##### Record set #####

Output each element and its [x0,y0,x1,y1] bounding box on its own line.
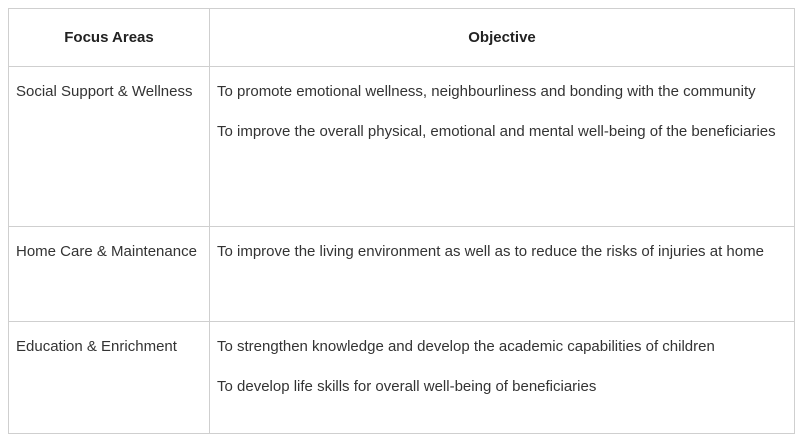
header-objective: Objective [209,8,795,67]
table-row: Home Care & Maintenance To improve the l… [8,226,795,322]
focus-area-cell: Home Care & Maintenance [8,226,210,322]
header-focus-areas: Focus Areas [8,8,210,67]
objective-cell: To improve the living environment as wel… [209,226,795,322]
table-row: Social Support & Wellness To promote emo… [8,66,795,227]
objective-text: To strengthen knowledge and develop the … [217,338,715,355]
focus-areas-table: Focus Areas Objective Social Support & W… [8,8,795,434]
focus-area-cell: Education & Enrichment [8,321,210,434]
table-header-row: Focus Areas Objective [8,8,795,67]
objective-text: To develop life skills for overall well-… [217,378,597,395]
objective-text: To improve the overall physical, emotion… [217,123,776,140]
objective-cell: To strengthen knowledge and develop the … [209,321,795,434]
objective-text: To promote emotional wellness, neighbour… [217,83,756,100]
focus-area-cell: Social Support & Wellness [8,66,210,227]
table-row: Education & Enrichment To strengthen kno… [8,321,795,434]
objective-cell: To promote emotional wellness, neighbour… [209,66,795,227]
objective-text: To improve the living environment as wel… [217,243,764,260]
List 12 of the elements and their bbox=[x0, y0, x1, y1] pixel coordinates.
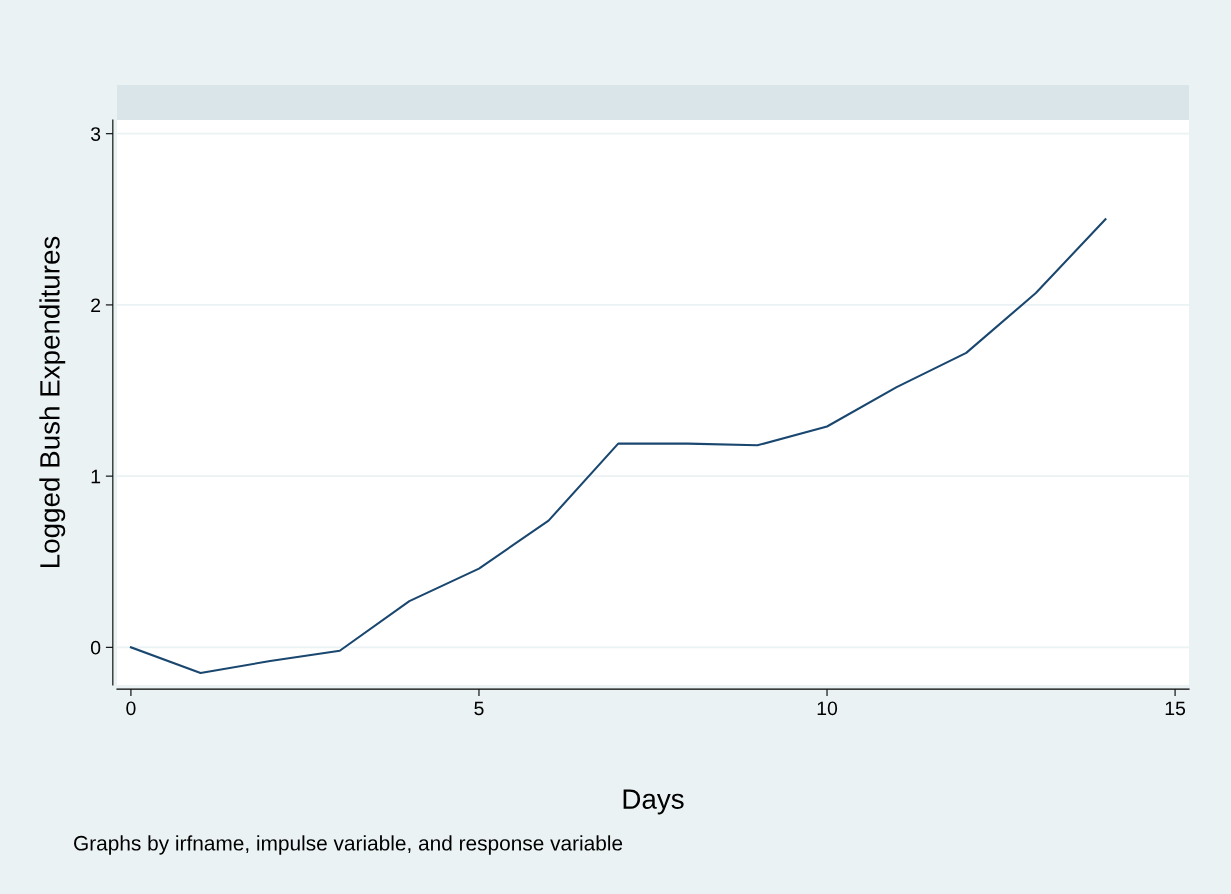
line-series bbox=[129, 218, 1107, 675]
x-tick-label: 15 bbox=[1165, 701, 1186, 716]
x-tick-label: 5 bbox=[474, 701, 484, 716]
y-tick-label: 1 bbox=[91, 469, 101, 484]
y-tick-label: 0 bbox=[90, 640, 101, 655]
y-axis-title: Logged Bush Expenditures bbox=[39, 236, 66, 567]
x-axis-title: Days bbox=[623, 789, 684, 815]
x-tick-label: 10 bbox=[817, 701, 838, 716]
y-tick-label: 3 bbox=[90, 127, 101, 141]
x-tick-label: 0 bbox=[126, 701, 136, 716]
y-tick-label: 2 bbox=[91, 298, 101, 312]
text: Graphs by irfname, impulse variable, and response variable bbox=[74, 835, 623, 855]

#####

◆ Given problem ◆
Print every line of the listing above verbatim, leaving out the pictures.

◆ The result ◆
Output each element and its [x0,y0,x1,y1] bounding box on its own line.
header-objective: Objective [209,8,795,67]
table-row: Home Care & Maintenance To improve the l… [8,226,795,322]
focus-area-cell: Home Care & Maintenance [8,226,210,322]
header-focus-areas: Focus Areas [8,8,210,67]
objective-cell: To improve the living environment as wel… [209,226,795,322]
table-row: Social Support & Wellness To promote emo… [8,66,795,227]
objective-text: To strengthen knowledge and develop the … [217,338,715,355]
focus-areas-table: Focus Areas Objective Social Support & W… [8,8,795,434]
focus-area-cell: Education & Enrichment [8,321,210,434]
table-header-row: Focus Areas Objective [8,8,795,67]
objective-text: To develop life skills for overall well-… [217,378,597,395]
objective-text: To improve the overall physical, emotion… [217,123,776,140]
objective-cell: To strengthen knowledge and develop the … [209,321,795,434]
objective-text: To promote emotional wellness, neighbour… [217,83,756,100]
focus-area-cell: Social Support & Wellness [8,66,210,227]
table-row: Education & Enrichment To strengthen kno… [8,321,795,434]
objective-cell: To promote emotional wellness, neighbour… [209,66,795,227]
objective-text: To improve the living environment as wel… [217,243,764,260]
List 12 of the elements and their bbox=[x0, y0, x1, y1] pixel coordinates.
line-series bbox=[129, 218, 1107, 675]
x-tick-label: 15 bbox=[1165, 701, 1186, 716]
x-tick-label: 5 bbox=[474, 701, 484, 716]
y-tick-label: 1 bbox=[91, 469, 101, 484]
y-tick-label: 0 bbox=[90, 640, 101, 655]
y-axis-title: Logged Bush Expenditures bbox=[39, 236, 66, 567]
x-axis-title: Days bbox=[623, 789, 684, 815]
x-tick-label: 10 bbox=[817, 701, 838, 716]
y-tick-label: 3 bbox=[90, 127, 101, 141]
x-tick-label: 0 bbox=[126, 701, 136, 716]
y-tick-label: 2 bbox=[91, 298, 101, 312]
text: Graphs by irfname, impulse variable, and response variable bbox=[74, 835, 623, 855]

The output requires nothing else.